Task description: List the lines of this listing that hold the word "circle".

+===+

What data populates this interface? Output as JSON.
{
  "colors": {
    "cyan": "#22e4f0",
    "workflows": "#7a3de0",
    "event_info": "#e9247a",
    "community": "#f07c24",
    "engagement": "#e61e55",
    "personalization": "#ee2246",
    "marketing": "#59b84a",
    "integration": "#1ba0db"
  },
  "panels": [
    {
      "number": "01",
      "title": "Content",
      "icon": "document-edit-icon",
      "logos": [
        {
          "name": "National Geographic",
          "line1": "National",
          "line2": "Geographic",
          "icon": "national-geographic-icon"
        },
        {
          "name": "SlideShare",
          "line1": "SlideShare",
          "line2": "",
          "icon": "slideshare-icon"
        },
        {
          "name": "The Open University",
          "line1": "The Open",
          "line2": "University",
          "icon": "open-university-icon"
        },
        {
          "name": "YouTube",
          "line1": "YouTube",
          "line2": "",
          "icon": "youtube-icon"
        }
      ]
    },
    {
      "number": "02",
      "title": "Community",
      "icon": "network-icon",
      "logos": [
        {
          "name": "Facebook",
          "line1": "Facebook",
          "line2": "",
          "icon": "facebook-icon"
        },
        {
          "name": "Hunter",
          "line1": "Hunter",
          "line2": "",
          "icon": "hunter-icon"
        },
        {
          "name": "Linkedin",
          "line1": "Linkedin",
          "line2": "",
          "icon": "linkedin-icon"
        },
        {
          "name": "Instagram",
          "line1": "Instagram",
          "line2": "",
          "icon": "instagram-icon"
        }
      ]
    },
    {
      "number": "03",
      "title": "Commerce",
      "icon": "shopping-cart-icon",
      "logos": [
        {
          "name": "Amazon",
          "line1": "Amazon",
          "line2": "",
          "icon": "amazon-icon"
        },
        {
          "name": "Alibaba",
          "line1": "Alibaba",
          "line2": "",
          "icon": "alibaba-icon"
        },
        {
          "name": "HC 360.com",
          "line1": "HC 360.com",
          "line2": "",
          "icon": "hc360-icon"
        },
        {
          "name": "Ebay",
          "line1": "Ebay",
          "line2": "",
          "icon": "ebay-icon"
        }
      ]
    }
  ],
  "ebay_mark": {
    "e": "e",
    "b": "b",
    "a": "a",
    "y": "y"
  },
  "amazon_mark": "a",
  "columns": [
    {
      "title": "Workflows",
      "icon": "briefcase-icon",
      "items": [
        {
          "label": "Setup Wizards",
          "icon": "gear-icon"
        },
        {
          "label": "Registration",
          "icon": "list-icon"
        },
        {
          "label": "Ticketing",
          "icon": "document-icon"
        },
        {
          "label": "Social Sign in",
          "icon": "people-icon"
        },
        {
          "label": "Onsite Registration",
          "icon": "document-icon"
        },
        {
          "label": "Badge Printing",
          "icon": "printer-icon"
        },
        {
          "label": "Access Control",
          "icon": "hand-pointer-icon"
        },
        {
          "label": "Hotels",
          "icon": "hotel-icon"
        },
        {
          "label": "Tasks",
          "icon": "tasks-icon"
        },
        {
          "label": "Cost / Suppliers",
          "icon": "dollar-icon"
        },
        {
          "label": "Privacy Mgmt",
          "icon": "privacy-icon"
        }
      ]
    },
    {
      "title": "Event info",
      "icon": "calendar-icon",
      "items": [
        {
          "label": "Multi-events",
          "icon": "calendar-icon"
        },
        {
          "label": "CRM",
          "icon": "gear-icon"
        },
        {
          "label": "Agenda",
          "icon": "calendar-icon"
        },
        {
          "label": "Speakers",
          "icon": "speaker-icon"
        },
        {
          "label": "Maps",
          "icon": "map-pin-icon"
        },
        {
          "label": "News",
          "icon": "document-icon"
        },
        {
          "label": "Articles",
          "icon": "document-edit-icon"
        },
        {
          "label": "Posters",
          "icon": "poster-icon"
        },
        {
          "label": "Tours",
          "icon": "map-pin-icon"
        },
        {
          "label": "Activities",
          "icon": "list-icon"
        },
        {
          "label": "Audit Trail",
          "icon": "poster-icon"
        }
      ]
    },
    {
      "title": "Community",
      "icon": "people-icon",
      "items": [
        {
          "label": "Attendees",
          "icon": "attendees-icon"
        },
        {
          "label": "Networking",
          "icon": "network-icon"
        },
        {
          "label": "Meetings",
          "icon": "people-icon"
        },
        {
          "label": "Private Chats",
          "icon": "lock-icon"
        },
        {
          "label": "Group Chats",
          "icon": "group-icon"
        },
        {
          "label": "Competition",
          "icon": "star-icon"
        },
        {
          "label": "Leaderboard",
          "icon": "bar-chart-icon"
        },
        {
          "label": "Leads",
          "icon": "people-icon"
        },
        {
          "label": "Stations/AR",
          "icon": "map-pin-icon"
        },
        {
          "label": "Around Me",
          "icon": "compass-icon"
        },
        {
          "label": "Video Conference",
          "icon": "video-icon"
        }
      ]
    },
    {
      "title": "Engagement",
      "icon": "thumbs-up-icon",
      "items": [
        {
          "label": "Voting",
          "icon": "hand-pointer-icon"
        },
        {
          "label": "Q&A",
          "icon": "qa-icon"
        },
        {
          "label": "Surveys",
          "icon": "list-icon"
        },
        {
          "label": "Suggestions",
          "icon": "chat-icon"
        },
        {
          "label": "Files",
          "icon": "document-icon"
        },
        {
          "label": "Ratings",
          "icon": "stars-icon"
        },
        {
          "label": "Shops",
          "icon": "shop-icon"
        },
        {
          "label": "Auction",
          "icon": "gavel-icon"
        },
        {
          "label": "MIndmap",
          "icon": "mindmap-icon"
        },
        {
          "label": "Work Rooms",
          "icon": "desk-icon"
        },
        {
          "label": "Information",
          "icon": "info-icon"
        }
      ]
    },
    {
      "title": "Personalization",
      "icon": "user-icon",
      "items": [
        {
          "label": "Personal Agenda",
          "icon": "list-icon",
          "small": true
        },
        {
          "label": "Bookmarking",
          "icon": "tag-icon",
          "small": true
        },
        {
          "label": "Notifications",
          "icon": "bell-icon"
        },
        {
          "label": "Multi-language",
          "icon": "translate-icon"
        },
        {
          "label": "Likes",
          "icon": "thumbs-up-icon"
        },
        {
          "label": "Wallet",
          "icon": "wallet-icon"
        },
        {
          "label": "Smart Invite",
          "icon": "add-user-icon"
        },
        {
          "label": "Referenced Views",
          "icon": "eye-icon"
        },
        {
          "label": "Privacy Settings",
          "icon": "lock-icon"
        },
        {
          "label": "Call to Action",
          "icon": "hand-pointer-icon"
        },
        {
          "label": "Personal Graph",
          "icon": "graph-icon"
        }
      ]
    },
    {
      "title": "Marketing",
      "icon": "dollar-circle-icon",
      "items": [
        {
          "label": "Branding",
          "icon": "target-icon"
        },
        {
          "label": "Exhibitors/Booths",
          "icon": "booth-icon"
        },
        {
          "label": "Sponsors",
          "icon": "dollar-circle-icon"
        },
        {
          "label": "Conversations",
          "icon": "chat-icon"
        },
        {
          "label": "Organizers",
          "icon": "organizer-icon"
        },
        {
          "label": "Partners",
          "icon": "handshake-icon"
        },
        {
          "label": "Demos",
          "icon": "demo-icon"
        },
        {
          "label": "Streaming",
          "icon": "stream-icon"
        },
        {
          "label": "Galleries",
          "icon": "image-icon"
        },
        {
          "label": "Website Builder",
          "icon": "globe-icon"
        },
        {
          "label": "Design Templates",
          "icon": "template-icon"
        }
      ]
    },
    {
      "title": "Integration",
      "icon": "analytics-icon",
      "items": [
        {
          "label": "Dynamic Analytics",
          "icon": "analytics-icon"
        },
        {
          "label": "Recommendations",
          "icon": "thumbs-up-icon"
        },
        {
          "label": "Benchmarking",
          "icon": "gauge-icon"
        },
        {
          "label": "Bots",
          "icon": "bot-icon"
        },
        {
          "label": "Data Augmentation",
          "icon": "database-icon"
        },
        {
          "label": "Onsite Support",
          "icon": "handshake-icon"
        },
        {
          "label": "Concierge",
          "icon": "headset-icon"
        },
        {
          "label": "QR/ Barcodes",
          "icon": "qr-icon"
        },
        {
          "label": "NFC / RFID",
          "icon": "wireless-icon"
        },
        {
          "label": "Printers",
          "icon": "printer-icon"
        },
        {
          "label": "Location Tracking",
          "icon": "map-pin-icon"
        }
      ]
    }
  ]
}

+===+

Reply to the exercise:
      "icon": "dollar-circle-icon",
          "icon": "dollar-circle-icon"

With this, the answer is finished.